Problem statement >> Quote every line as given.

--- begin Dataset records ---

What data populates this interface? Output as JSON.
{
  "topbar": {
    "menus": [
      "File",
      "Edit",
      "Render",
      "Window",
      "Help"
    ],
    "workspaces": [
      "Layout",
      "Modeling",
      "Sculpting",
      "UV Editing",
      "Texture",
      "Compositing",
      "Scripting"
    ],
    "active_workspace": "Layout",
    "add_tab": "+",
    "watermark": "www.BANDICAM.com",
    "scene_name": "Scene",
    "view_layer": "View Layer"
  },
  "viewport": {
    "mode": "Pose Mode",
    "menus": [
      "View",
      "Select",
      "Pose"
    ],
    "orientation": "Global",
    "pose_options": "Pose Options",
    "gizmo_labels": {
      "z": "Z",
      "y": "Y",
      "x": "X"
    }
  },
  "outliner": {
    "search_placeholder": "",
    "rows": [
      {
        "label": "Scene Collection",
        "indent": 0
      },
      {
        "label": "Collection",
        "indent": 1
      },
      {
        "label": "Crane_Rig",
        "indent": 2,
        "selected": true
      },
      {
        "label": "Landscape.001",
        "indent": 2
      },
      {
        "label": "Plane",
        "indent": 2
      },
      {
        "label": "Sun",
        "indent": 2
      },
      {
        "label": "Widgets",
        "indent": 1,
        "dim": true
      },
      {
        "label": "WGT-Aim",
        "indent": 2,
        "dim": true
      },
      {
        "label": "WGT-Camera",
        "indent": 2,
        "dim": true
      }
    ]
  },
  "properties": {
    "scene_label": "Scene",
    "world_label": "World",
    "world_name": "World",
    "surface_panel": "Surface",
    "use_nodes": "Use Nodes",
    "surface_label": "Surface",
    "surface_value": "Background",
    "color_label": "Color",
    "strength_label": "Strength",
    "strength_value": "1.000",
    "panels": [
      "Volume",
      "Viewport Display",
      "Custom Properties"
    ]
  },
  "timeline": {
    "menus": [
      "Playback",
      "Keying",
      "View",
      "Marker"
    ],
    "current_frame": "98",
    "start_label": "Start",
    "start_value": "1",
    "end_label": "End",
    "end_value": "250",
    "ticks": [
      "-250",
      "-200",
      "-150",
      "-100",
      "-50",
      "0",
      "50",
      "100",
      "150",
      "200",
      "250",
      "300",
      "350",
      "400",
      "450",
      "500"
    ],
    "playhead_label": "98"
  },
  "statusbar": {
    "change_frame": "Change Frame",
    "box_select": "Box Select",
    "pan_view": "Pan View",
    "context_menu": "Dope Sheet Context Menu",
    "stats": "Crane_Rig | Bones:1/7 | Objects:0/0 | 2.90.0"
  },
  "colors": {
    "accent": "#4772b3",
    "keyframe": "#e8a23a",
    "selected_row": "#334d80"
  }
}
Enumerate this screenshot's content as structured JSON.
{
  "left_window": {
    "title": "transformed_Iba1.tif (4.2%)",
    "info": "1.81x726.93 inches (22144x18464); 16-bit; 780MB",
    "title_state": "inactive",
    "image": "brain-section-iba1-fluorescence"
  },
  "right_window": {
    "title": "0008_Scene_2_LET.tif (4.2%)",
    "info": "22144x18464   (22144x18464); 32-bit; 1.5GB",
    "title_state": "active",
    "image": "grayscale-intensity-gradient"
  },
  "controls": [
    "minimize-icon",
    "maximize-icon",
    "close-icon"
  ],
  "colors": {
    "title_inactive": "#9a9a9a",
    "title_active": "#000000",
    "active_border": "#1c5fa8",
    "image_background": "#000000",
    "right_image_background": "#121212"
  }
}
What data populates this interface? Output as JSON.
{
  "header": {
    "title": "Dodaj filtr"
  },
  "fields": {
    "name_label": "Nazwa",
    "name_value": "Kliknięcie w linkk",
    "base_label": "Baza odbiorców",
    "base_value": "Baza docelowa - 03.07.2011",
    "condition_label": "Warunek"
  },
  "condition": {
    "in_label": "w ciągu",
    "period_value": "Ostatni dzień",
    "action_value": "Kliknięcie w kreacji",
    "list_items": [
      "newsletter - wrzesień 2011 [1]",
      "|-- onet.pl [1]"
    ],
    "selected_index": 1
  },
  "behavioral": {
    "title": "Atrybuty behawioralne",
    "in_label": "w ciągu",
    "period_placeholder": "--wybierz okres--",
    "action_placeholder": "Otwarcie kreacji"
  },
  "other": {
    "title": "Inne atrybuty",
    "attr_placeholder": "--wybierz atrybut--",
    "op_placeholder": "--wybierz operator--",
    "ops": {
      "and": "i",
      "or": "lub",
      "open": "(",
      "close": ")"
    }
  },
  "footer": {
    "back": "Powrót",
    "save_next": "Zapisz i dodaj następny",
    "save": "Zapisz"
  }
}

--- end Dataset records ---

Response to this exercise >>
What data populates this interface? Output as JSON.
{
  "topbar": {
    "menus": [
      "File",
      "Edit",
      "Render",
      "Window",
      "Help"
    ],
    "workspaces": [
      "Layout",
      "Modeling",
      "Sculpting",
      "UV Editing",
      "Texture",
      "Compositing",
      "Scripting"
    ],
    "active_workspace": "Layout",
    "add_tab": "+",
    "watermark": "www.BANDICAM.com",
    "scene_name": "Scene",
    "view_layer": "View Layer"
  },
  "viewport": {
    "mode": "Pose Mode",
    "menus": [
      "View",
      "Select",
      "Pose"
    ],
    "orientation": "Global",
    "pose_options": "Pose Options",
    "gizmo_labels": {
      "z": "Z",
      "y": "Y",
      "x": "X"
    }
  },
  "outliner": {
    "search_placeholder": "",
    "rows": [
      {
        "label": "Scene Collection",
        "indent": 0
      },
      {
        "label": "Collection",
        "indent": 1
      },
      {
        "label": "Crane_Rig",
        "indent": 2,
        "selected": true
      },
      {
        "label": "Landscape.001",
        "indent": 2
      },
      {
        "label": "Plane",
        "indent": 2
      },
      {
        "label": "Sun",
        "indent": 2
      },
      {
        "label": "Widgets",
        "indent": 1,
        "dim": true
      },
      {
        "label": "WGT-Aim",
        "indent": 2,
        "dim": true
      },
      {
        "label": "WGT-Camera",
        "indent": 2,
        "dim": true
      }
    ]
  },
  "properties": {
    "scene_label": "Scene",
    "world_label": "World",
    "world_name": "World",
    "surface_panel": "Surface",
    "use_nodes": "Use Nodes",
    "surface_label": "Surface",
    "surface_value": "Background",
    "color_label": "Color",
    "strength_label": "Strength",
    "strength_value": "1.000",
    "panels": [
      "Volume",
      "Viewport Display",
      "Custom Properties"
    ]
  },
  "timeline": {
    "menus": [
      "Playback",
      "Keying",
      "View",
      "Marker"
    ],
    "current_frame": "98",
    "start_label": "Start",
    "start_value": "1",
    "end_label": "End",
    "end_value": "250",
    "ticks": [
      "-250",
      "-200",
      "-150",
      "-100",
      "-50",
      "0",
      "50",
      "100",
      "150",
      "200",
      "250",
      "300",
      "350",
      "400",
      "450",
      "500"
    ],
    "playhead_label": "98"
  },
  "statusbar": {
    "change_frame": "Change Frame",
    "box_select": "Box Select",
    "pan_view": "Pan View",
    "context_menu": "Dope Sheet Context Menu",
    "stats": "Crane_Rig | Bones:1/7 | Objects:0/0 | 2.90.0"
  },
  "colors": {
    "accent": "#4772b3",
    "keyframe": "#e8a23a",
    "selected_row": "#334d80"
  }
}
Enumerate this screenshot's content as structured JSON.
{
  "left_window": {
    "title": "transformed_Iba1.tif (4.2%)",
    "info": "1.81x726.93 inches (22144x18464); 16-bit; 780MB",
    "title_state": "inactive",
    "image": "brain-section-iba1-fluorescence"
  },
  "right_window": {
    "title": "0008_Scene_2_LET.tif (4.2%)",
    "info": "22144x18464   (22144x18464); 32-bit; 1.5GB",
    "title_state": "active",
    "image": "grayscale-intensity-gradient"
  },
  "controls": [
    "minimize-icon",
    "maximize-icon",
    "close-icon"
  ],
  "colors": {
    "title_inactive": "#9a9a9a",
    "title_active": "#000000",
    "active_border": "#1c5fa8",
    "image_background": "#000000",
    "right_image_background": "#121212"
  }
}
What data populates this interface? Output as JSON.
{
  "header": {
    "title": "Dodaj filtr"
  },
  "fields": {
    "name_label": "Nazwa",
    "name_value": "Kliknięcie w linkk",
    "base_label": "Baza odbiorców",
    "base_value": "Baza docelowa - 03.07.2011",
    "condition_label": "Warunek"
  },
  "condition": {
    "in_label": "w ciągu",
    "period_value": "Ostatni dzień",
    "action_value": "Kliknięcie w kreacji",
    "list_items": [
      "newsletter - wrzesień 2011 [1]",
      "|-- onet.pl [1]"
    ],
    "selected_index": 1
  },
  "behavioral": {
    "title": "Atrybuty behawioralne",
    "in_label": "w ciągu",
    "period_placeholder": "--wybierz okres--",
    "action_placeholder": "Otwarcie kreacji"
  },
  "other": {
    "title": "Inne atrybuty",
    "attr_placeholder": "--wybierz atrybut--",
    "op_placeholder": "--wybierz operator--",
    "ops": {
      "and": "i",
      "or": "lub",
      "open": "(",
      "close": ")"
    }
  },
  "footer": {
    "back": "Powrót",
    "save_next": "Zapisz i dodaj następny",
    "save": "Zapisz"
  }
}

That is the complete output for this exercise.